▶ Data rows
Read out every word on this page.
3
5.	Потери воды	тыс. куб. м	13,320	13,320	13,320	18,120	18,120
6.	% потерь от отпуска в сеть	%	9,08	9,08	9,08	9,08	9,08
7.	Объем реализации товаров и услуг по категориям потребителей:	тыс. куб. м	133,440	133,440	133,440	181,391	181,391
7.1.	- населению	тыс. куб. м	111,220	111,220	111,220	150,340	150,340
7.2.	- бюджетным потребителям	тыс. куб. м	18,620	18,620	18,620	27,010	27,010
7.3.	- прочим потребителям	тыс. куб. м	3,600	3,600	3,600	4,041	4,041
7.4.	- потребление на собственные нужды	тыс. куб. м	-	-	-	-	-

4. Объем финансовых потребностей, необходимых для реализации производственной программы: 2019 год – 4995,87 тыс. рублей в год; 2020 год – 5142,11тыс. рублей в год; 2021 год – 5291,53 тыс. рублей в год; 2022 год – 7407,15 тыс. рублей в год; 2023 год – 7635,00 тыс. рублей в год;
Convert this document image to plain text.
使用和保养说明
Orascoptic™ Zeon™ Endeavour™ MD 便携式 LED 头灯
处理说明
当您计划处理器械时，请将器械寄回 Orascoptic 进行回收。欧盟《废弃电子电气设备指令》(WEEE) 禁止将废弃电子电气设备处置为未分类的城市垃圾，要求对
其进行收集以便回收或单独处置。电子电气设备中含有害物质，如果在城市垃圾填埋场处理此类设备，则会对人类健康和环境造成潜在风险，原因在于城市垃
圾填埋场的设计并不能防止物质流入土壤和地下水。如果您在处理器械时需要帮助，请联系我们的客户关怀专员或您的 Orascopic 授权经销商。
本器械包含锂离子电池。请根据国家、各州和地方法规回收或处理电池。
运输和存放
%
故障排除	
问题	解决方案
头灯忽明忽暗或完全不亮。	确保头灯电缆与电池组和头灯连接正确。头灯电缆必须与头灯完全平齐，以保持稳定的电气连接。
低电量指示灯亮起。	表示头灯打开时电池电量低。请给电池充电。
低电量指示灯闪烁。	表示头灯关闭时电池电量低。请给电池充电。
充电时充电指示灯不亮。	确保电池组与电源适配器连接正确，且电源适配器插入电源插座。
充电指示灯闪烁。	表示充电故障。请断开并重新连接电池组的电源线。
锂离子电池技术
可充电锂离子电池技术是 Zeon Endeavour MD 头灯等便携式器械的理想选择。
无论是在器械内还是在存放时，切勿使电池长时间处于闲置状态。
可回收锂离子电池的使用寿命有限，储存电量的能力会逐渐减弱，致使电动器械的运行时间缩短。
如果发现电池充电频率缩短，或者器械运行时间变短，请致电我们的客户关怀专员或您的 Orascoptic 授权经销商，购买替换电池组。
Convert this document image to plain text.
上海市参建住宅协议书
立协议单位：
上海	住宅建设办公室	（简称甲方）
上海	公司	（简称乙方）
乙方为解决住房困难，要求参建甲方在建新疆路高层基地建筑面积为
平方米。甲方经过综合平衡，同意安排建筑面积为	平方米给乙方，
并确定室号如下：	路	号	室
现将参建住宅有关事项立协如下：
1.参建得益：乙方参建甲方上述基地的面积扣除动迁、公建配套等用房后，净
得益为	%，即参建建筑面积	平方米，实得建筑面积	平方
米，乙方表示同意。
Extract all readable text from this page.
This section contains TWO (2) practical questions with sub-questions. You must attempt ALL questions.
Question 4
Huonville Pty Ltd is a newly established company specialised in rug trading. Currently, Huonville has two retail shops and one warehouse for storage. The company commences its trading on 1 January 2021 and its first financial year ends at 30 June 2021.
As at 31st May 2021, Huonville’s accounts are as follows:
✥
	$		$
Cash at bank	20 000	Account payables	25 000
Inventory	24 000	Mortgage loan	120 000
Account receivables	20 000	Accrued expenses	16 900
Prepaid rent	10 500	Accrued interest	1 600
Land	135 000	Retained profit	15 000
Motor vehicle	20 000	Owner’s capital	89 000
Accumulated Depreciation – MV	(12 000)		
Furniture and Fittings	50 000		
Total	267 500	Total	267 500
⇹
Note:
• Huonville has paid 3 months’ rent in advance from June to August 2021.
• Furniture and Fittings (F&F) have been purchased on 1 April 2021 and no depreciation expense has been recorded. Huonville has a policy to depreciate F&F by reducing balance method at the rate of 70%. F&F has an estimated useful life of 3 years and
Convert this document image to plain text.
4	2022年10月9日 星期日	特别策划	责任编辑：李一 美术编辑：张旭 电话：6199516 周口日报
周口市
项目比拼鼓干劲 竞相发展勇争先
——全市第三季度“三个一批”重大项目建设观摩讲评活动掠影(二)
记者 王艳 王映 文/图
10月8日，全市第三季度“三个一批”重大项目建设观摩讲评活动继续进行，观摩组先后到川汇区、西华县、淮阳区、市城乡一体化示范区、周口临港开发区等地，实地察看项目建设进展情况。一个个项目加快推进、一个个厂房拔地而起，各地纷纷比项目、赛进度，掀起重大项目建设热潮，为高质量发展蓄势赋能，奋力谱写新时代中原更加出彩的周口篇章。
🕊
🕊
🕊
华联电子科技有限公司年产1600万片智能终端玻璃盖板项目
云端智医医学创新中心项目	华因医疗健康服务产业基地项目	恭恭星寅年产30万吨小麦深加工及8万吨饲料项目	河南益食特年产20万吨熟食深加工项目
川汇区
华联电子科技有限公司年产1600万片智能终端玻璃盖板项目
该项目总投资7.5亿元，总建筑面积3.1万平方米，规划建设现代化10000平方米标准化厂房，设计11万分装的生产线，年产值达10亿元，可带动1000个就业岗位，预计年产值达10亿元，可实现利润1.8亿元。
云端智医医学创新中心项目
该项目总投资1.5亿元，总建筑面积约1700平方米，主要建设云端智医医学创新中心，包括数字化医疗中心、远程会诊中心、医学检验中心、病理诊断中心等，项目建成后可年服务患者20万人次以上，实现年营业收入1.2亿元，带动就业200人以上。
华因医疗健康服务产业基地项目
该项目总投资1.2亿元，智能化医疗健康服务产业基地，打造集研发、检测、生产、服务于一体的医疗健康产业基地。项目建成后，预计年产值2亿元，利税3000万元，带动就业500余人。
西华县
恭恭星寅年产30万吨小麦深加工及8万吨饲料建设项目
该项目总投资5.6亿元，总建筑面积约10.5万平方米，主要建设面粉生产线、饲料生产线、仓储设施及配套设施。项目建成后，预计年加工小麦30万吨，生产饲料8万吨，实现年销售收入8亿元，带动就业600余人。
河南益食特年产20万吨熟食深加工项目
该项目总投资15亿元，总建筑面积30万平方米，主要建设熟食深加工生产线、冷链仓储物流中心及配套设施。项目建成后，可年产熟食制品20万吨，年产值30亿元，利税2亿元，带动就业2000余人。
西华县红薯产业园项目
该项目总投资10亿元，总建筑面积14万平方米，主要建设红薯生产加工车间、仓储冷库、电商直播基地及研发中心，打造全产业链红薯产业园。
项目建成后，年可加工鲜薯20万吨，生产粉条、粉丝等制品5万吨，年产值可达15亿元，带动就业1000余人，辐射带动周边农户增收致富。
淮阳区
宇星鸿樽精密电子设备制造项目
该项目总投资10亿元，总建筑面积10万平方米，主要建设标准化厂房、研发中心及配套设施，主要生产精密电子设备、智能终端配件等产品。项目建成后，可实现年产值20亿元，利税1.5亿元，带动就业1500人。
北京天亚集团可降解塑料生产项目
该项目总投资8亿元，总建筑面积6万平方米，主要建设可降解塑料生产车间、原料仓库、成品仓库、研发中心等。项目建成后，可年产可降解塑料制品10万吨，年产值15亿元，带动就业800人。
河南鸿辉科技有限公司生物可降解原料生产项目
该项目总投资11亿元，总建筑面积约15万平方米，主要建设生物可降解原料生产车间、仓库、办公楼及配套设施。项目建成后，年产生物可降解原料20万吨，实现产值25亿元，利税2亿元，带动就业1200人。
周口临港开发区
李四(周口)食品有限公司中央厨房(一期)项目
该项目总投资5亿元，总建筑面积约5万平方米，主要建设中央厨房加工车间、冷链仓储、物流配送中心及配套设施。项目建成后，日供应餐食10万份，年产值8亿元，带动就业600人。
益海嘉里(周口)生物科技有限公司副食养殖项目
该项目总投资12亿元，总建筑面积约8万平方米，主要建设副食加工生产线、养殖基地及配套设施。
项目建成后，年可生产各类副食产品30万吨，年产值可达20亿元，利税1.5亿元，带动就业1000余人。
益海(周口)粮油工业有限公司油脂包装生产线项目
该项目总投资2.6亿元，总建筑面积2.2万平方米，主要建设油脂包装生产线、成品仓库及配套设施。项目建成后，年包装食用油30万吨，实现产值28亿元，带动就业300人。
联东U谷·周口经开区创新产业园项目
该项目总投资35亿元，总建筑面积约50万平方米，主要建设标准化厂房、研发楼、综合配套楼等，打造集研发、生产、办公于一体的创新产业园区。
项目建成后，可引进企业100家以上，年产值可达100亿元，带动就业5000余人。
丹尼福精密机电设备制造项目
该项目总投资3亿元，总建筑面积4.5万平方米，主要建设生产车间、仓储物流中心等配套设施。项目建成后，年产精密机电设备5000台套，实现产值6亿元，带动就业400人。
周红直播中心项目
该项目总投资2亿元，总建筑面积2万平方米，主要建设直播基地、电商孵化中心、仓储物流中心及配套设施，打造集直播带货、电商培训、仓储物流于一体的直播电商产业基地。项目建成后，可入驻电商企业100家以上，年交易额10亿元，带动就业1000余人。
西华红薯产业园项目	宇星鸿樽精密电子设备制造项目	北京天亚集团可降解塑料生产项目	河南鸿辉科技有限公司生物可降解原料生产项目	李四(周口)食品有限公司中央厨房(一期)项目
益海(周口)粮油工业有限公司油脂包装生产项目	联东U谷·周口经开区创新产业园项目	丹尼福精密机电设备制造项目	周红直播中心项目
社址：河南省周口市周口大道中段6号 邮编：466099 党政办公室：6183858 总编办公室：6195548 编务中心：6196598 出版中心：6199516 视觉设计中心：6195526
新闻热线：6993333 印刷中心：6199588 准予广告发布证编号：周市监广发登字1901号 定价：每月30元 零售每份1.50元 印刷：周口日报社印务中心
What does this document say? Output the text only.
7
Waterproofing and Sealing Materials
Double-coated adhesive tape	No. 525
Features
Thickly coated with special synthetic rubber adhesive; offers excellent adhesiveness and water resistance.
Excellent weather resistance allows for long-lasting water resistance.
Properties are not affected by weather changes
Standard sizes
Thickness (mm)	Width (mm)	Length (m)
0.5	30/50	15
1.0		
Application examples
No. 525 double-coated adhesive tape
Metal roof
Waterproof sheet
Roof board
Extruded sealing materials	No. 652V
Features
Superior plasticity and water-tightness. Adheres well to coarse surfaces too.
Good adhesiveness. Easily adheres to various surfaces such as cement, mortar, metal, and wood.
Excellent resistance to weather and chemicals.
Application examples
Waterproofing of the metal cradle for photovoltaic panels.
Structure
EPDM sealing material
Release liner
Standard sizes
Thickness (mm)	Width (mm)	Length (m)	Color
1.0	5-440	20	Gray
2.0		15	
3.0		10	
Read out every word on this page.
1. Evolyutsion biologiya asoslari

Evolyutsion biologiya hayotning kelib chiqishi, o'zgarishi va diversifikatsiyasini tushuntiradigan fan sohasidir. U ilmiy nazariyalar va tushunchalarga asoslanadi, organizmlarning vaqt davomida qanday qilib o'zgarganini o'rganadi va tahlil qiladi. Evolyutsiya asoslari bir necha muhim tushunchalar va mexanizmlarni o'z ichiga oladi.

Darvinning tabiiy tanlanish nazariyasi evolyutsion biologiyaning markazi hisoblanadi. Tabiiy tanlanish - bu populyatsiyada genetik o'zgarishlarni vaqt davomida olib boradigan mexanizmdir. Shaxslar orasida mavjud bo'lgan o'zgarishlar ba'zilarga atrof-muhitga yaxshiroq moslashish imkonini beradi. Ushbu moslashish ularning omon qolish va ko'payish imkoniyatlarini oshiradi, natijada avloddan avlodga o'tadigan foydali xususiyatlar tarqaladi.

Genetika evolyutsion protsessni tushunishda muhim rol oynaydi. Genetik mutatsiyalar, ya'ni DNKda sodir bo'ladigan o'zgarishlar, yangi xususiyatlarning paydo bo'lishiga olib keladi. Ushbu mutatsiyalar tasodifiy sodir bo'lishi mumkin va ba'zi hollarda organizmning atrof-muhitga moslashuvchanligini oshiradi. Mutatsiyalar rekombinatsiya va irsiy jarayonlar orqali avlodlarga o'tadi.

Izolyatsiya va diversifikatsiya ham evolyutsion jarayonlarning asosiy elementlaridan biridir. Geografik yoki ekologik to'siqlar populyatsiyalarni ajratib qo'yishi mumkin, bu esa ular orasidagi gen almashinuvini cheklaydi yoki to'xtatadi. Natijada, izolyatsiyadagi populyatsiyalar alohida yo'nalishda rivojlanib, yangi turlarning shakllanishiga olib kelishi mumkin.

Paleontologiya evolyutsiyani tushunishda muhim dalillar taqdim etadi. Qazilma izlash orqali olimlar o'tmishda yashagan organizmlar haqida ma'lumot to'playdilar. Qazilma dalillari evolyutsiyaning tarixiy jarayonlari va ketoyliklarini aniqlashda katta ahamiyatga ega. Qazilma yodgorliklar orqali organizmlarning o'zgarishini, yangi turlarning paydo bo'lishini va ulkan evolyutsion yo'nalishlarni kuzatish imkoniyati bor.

▶ Prompt
Look through the data above. Find each line with the string "周口经开区创新产业园项目" and copy it.

▶ The output
联东U谷·周口经开区创新产业园项目
益海(周口)粮油工业有限公司油脂包装生产项目	联东U谷·周口经开区创新产业园项目	丹尼福精密机电设备制造项目	周红直播中心项目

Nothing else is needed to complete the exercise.